- _Problem description_:
Print the records again, character for character.

## Start Given data

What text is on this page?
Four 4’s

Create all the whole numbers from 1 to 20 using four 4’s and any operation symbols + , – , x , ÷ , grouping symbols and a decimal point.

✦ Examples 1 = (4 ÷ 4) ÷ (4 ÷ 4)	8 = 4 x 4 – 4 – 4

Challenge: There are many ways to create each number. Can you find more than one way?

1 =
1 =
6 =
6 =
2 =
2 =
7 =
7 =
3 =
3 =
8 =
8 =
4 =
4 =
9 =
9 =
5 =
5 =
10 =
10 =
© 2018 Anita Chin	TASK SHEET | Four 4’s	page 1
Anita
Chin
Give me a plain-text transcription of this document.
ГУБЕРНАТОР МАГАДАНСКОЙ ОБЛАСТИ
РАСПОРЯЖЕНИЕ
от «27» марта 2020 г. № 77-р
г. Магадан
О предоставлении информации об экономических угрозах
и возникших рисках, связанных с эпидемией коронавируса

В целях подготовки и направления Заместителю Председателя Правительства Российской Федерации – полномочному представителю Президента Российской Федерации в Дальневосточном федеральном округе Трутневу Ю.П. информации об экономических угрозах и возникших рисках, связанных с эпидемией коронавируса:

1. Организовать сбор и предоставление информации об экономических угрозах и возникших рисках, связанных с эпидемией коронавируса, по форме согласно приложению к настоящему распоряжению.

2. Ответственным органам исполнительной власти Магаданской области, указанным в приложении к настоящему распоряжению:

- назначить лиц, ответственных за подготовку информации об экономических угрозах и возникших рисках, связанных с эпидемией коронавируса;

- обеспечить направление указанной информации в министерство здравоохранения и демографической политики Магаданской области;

## End Given data

- _Solution for this exercise_:
What text is on this page?
Four 4’s

Create all the whole numbers from 1 to 20 using four 4’s and any operation symbols + , – , x , ÷ , grouping symbols and a decimal point.

✦ Examples 1 = (4 ÷ 4) ÷ (4 ÷ 4)	8 = 4 x 4 – 4 – 4

Challenge: There are many ways to create each number. Can you find more than one way?

1 =
1 =
6 =
6 =
2 =
2 =
7 =
7 =
3 =
3 =
8 =
8 =
4 =
4 =
9 =
9 =
5 =
5 =
10 =
10 =
© 2018 Anita Chin	TASK SHEET | Four 4’s	page 1
Anita
Chin
Give me a plain-text transcription of this document.
ГУБЕРНАТОР МАГАДАНСКОЙ ОБЛАСТИ
РАСПОРЯЖЕНИЕ
от «27» марта 2020 г. № 77-р
г. Магадан
О предоставлении информации об экономических угрозах
и возникших рисках, связанных с эпидемией коронавируса

В целях подготовки и направления Заместителю Председателя Правительства Российской Федерации – полномочному представителю Президента Российской Федерации в Дальневосточном федеральном округе Трутневу Ю.П. информации об экономических угрозах и возникших рисках, связанных с эпидемией коронавируса:

1. Организовать сбор и предоставление информации об экономических угрозах и возникших рисках, связанных с эпидемией коронавируса, по форме согласно приложению к настоящему распоряжению.

2. Ответственным органам исполнительной власти Магаданской области, указанным в приложении к настоящему распоряжению:

- назначить лиц, ответственных за подготовку информации об экономических угрозах и возникших рисках, связанных с эпидемией коронавируса;

- обеспечить направление указанной информации в министерство здравоохранения и демографической политики Магаданской области;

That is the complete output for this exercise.